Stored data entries
++++

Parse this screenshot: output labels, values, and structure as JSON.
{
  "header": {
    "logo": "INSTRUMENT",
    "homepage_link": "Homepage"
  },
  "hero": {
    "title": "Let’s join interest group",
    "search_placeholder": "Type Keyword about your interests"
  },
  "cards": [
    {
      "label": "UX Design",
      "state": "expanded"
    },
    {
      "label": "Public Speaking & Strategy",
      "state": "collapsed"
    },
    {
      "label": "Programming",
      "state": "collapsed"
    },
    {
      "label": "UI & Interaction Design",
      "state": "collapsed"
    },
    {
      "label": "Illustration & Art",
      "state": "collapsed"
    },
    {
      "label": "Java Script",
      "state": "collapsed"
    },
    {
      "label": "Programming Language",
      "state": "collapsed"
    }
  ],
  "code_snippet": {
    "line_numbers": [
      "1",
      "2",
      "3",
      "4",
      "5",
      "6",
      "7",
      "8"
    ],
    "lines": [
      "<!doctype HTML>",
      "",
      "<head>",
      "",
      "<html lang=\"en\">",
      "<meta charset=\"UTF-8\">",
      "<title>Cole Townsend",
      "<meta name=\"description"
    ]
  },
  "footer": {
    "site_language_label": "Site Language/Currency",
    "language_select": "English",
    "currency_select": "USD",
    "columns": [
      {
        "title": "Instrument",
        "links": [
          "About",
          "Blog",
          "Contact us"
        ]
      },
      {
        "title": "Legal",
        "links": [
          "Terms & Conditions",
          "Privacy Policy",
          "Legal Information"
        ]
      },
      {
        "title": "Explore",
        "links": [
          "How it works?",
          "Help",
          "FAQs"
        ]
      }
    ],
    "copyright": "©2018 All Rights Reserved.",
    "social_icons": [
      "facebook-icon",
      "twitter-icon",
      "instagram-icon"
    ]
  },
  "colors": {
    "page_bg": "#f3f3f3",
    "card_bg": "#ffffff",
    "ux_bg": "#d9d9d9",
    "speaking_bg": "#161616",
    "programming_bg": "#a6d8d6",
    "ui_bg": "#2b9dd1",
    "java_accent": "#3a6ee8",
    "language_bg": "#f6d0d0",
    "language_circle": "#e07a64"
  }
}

++++

▶ Aim: Transcribe the whole listing with nothing added or left out.

▶ Answer:
Parse this screenshot: output labels, values, and structure as JSON.
{
  "header": {
    "logo": "INSTRUMENT",
    "homepage_link": "Homepage"
  },
  "hero": {
    "title": "Let’s join interest group",
    "search_placeholder": "Type Keyword about your interests"
  },
  "cards": [
    {
      "label": "UX Design",
      "state": "expanded"
    },
    {
      "label": "Public Speaking & Strategy",
      "state": "collapsed"
    },
    {
      "label": "Programming",
      "state": "collapsed"
    },
    {
      "label": "UI & Interaction Design",
      "state": "collapsed"
    },
    {
      "label": "Illustration & Art",
      "state": "collapsed"
    },
    {
      "label": "Java Script",
      "state": "collapsed"
    },
    {
      "label": "Programming Language",
      "state": "collapsed"
    }
  ],
  "code_snippet": {
    "line_numbers": [
      "1",
      "2",
      "3",
      "4",
      "5",
      "6",
      "7",
      "8"
    ],
    "lines": [
      "<!doctype HTML>",
      "",
      "<head>",
      "",
      "<html lang=\"en\">",
      "<meta charset=\"UTF-8\">",
      "<title>Cole Townsend",
      "<meta name=\"description"
    ]
  },
  "footer": {
    "site_language_label": "Site Language/Currency",
    "language_select": "English",
    "currency_select": "USD",
    "columns": [
      {
        "title": "Instrument",
        "links": [
          "About",
          "Blog",
          "Contact us"
        ]
      },
      {
        "title": "Legal",
        "links": [
          "Terms & Conditions",
          "Privacy Policy",
          "Legal Information"
        ]
      },
      {
        "title": "Explore",
        "links": [
          "How it works?",
          "Help",
          "FAQs"
        ]
      }
    ],
    "copyright": "©2018 All Rights Reserved.",
    "social_icons": [
      "facebook-icon",
      "twitter-icon",
      "instagram-icon"
    ]
  },
  "colors": {
    "page_bg": "#f3f3f3",
    "card_bg": "#ffffff",
    "ux_bg": "#d9d9d9",
    "speaking_bg": "#161616",
    "programming_bg": "#a6d8d6",
    "ui_bg": "#2b9dd1",
    "java_accent": "#3a6ee8",
    "language_bg": "#f6d0d0",
    "language_circle": "#e07a64"
  }
}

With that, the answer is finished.